━━━ Provided data

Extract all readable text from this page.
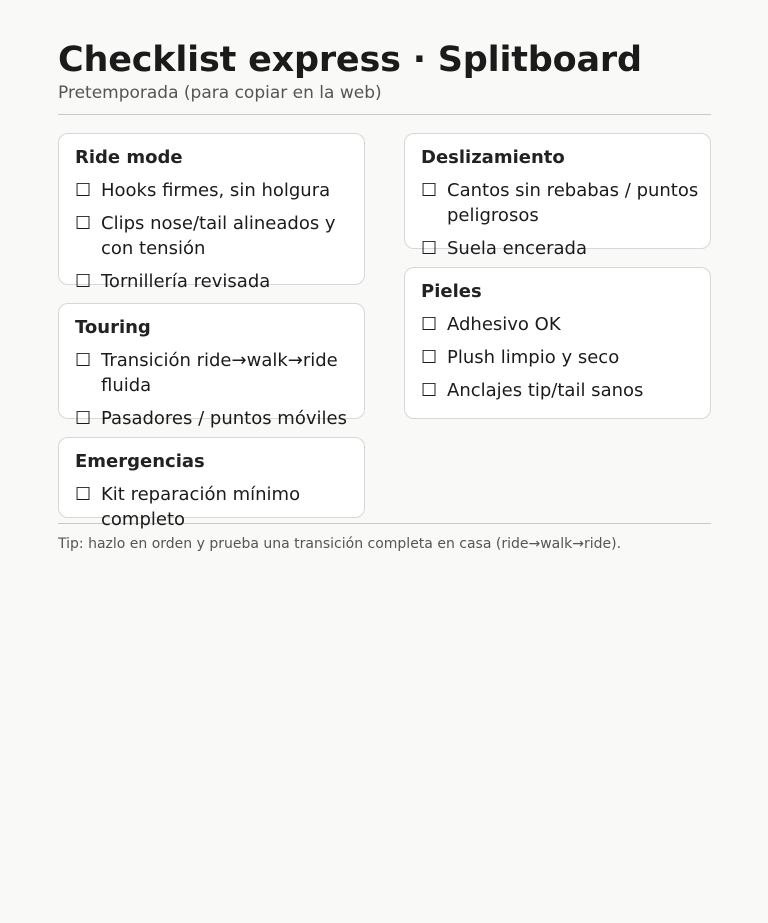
Checklist express · Splitboard
Pretemporada (para copiar en la web)
Ride mode
☐ Hooks firmes, sin holgura
☐ Clips nose/tail alineados y
con tensión
☐ Tornillería revisada
Touring
☐ Transición ride→walk→ride
fluida
☐ Pasadores / puntos móviles
Emergencias
☐ Kit reparación mínimo
completo
Deslizamiento
☐ Cantos sin rebabas / puntos
peligrosos
☐ Suela encerada
Pieles
☐ Adhesivo OK
☐ Plush limpio y seco
☐ Anclajes tip/tail sanos
Tip: hazlo en orden y prueba una transición completa en casa (ride→walk→ride).
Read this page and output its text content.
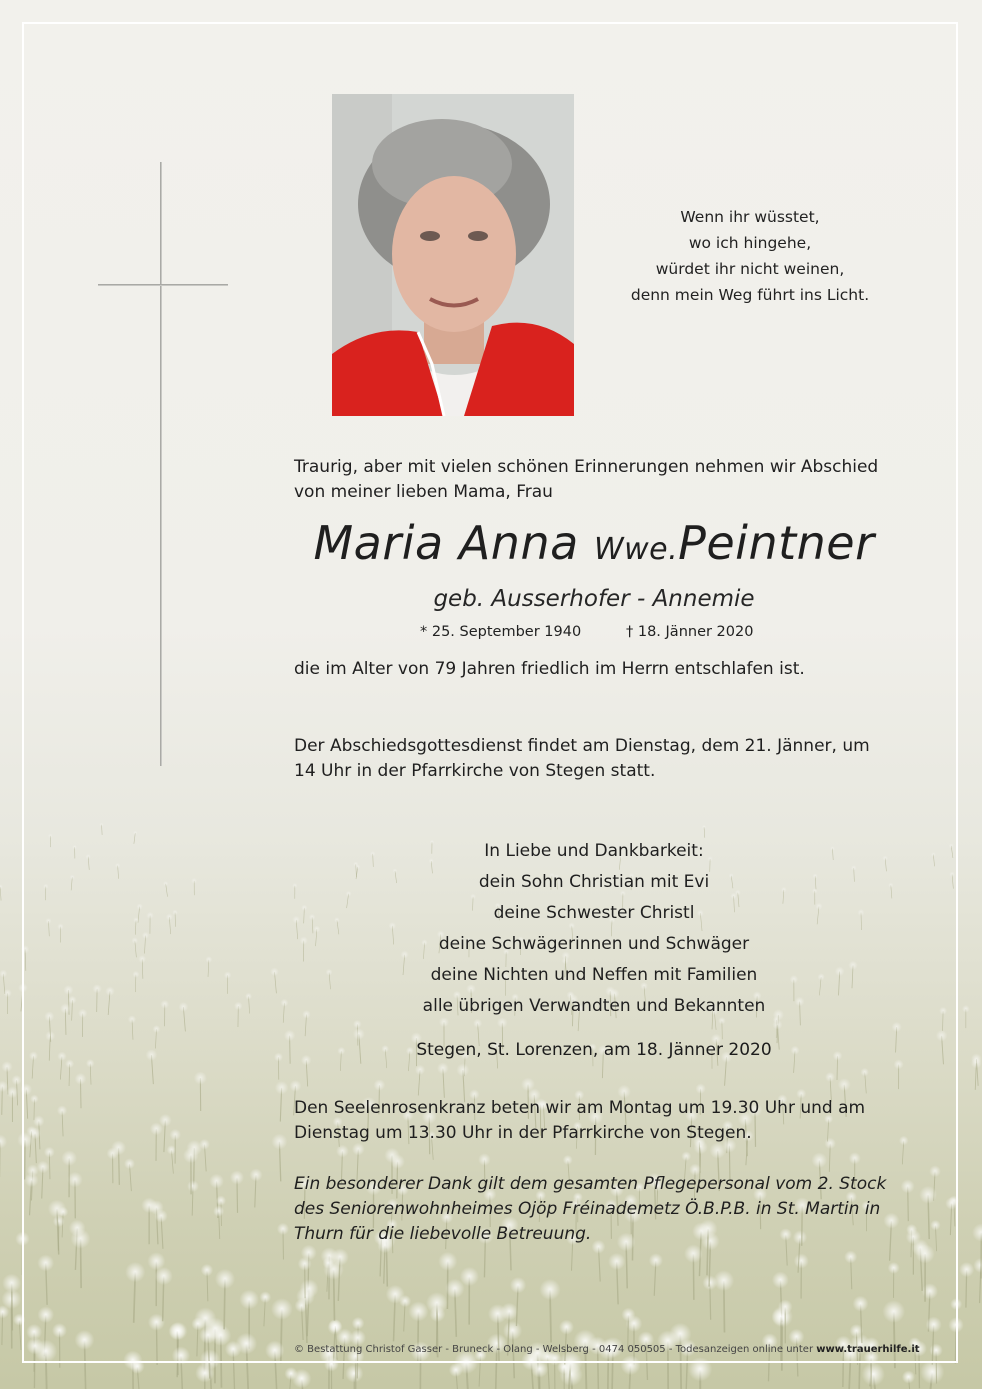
Wenn ihr wüsstet,
wo ich hingehe,
würdet ihr nicht weinen,
denn mein Weg führt ins Licht.
Traurig, aber mit vielen schönen Erinnerungen nehmen wir Abschied
von meiner lieben Mama, Frau
Maria Anna Wwe.Peintner
geb. Ausserhofer - Annemie
* 25. September 1940	† 18. Jänner 2020
die im Alter von 79 Jahren friedlich im Herrn entschlafen ist.
Der Abschiedsgottesdienst findet am Dienstag, dem 21. Jänner, um
14 Uhr in der Pfarrkirche von Stegen statt.
In Liebe und Dankbarkeit:
dein Sohn Christian mit Evi
deine Schwester Christl
deine Schwägerinnen und Schwäger
deine Nichten und Neffen mit Familien
alle übrigen Verwandten und Bekannten
Stegen, St. Lorenzen, am 18. Jänner 2020
Den Seelenrosenkranz beten wir am Montag um 19.30 Uhr und am
Dienstag um 13.30 Uhr in der Pfarrkirche von Stegen.
Ein besonderer Dank gilt dem gesamten Pflegepersonal vom 2. Stock
des Seniorenwohnheimes Ojöp Fréinademetz Ö.B.P.B. in St. Martin in
Thurn für die liebevolle Betreuung.
© Bestattung Christof Gasser - Bruneck - Olang - Welsberg - 0474 050505 - Todesanzeigen online unter www.trauerhilfe.it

━━━━━━

» Task brief
Show every line in the entries where the string "puntos" occurs.

» The result
☐ Pasadores / puntos móviles
☐ Cantos sin rebabas / puntos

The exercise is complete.